_GOAL_
Return each line containing "name".

(Records from a data source)
-- -- --

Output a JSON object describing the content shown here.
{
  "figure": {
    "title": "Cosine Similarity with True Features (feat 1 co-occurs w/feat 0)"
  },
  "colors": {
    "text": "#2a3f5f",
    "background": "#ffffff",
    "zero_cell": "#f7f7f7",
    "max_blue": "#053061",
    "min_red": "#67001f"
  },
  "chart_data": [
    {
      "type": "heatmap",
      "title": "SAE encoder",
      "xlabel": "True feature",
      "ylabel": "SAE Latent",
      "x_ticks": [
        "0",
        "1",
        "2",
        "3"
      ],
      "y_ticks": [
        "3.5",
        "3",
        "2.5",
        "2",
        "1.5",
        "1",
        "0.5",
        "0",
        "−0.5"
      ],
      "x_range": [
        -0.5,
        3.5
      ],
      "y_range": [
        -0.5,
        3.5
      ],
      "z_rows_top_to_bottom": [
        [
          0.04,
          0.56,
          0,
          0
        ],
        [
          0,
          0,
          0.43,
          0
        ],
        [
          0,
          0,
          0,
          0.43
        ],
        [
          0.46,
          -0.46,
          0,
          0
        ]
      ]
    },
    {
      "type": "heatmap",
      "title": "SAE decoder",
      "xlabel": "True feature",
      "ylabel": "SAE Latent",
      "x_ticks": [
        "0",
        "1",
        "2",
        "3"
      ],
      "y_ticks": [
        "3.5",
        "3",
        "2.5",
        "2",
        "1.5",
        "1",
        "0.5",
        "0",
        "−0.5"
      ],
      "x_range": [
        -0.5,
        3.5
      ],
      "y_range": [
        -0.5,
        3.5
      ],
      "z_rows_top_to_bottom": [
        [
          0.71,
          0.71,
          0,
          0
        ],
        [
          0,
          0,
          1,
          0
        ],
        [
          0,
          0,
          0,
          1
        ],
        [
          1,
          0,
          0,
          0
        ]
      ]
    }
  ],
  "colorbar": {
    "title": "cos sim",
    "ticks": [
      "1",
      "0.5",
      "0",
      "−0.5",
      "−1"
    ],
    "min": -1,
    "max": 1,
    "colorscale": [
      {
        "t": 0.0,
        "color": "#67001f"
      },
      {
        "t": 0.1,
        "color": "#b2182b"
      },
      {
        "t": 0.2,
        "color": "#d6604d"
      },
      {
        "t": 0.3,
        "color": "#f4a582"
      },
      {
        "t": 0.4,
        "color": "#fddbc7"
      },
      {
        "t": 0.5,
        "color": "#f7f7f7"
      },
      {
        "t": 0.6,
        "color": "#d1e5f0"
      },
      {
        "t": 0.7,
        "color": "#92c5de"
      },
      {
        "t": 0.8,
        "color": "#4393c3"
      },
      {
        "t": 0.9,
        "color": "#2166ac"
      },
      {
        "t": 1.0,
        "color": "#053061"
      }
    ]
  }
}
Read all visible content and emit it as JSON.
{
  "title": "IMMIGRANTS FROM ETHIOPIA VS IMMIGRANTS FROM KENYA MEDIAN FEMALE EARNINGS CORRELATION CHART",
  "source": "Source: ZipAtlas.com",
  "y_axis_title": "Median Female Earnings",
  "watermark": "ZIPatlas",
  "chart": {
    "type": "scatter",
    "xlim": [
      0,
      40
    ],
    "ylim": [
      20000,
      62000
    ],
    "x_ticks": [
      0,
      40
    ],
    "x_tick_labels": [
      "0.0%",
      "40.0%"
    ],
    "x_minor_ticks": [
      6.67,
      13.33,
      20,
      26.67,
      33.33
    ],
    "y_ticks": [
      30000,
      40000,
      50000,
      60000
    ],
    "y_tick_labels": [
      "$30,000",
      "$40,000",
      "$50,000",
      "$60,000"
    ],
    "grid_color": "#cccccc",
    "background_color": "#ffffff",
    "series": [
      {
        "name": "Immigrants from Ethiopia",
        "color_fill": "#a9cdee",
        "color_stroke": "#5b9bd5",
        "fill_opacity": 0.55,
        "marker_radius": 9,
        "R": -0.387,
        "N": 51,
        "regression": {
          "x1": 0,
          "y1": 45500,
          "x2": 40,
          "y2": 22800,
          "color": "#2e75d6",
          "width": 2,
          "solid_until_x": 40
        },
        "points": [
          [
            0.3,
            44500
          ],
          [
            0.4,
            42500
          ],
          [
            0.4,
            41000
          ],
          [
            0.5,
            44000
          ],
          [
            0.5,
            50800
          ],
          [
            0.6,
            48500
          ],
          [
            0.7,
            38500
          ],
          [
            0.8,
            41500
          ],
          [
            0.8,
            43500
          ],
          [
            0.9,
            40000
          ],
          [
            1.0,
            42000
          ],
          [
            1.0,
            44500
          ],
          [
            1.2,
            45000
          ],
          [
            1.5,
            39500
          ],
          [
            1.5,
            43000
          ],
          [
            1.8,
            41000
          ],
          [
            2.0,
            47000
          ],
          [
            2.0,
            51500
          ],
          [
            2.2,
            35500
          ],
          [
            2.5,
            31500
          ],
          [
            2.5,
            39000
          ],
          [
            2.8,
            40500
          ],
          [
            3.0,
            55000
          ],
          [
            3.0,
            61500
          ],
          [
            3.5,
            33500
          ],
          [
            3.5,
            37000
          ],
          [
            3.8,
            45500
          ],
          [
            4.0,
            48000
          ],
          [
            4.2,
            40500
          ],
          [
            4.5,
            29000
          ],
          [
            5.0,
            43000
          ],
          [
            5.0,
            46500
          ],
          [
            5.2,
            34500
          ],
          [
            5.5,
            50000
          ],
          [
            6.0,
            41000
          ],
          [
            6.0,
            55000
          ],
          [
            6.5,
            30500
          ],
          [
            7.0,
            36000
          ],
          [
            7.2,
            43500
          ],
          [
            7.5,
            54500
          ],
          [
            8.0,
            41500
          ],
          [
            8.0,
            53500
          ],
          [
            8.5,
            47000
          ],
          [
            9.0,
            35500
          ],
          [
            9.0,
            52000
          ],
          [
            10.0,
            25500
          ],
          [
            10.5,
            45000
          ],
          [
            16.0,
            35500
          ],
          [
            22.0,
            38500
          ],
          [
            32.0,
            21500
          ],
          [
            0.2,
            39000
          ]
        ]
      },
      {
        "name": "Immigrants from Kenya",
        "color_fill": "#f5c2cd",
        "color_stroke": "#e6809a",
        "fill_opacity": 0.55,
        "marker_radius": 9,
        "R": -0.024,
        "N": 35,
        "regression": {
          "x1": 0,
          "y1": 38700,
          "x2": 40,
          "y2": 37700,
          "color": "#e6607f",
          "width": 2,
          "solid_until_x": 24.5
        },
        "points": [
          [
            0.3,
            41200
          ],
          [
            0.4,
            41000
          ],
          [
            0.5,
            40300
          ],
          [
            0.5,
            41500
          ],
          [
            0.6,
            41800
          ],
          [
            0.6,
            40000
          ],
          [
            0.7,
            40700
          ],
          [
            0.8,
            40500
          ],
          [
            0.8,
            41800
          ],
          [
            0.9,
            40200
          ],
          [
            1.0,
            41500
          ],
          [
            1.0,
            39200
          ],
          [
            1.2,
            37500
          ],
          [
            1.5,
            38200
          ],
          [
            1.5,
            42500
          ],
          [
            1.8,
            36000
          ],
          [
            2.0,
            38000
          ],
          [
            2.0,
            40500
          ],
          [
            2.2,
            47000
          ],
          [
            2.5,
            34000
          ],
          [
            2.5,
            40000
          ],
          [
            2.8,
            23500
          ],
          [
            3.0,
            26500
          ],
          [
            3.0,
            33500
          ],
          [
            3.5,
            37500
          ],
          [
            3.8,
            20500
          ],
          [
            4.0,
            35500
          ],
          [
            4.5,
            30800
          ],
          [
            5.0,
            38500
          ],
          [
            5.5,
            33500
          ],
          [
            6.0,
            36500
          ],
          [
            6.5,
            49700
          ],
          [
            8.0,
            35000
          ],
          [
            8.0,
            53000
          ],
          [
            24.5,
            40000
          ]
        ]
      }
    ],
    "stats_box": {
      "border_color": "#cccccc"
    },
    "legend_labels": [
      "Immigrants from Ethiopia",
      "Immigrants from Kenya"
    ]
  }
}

-- -- --

_EXERCISE RESPONSE_
        "name": "Immigrants from Ethiopia",
        "name": "Immigrants from Kenya",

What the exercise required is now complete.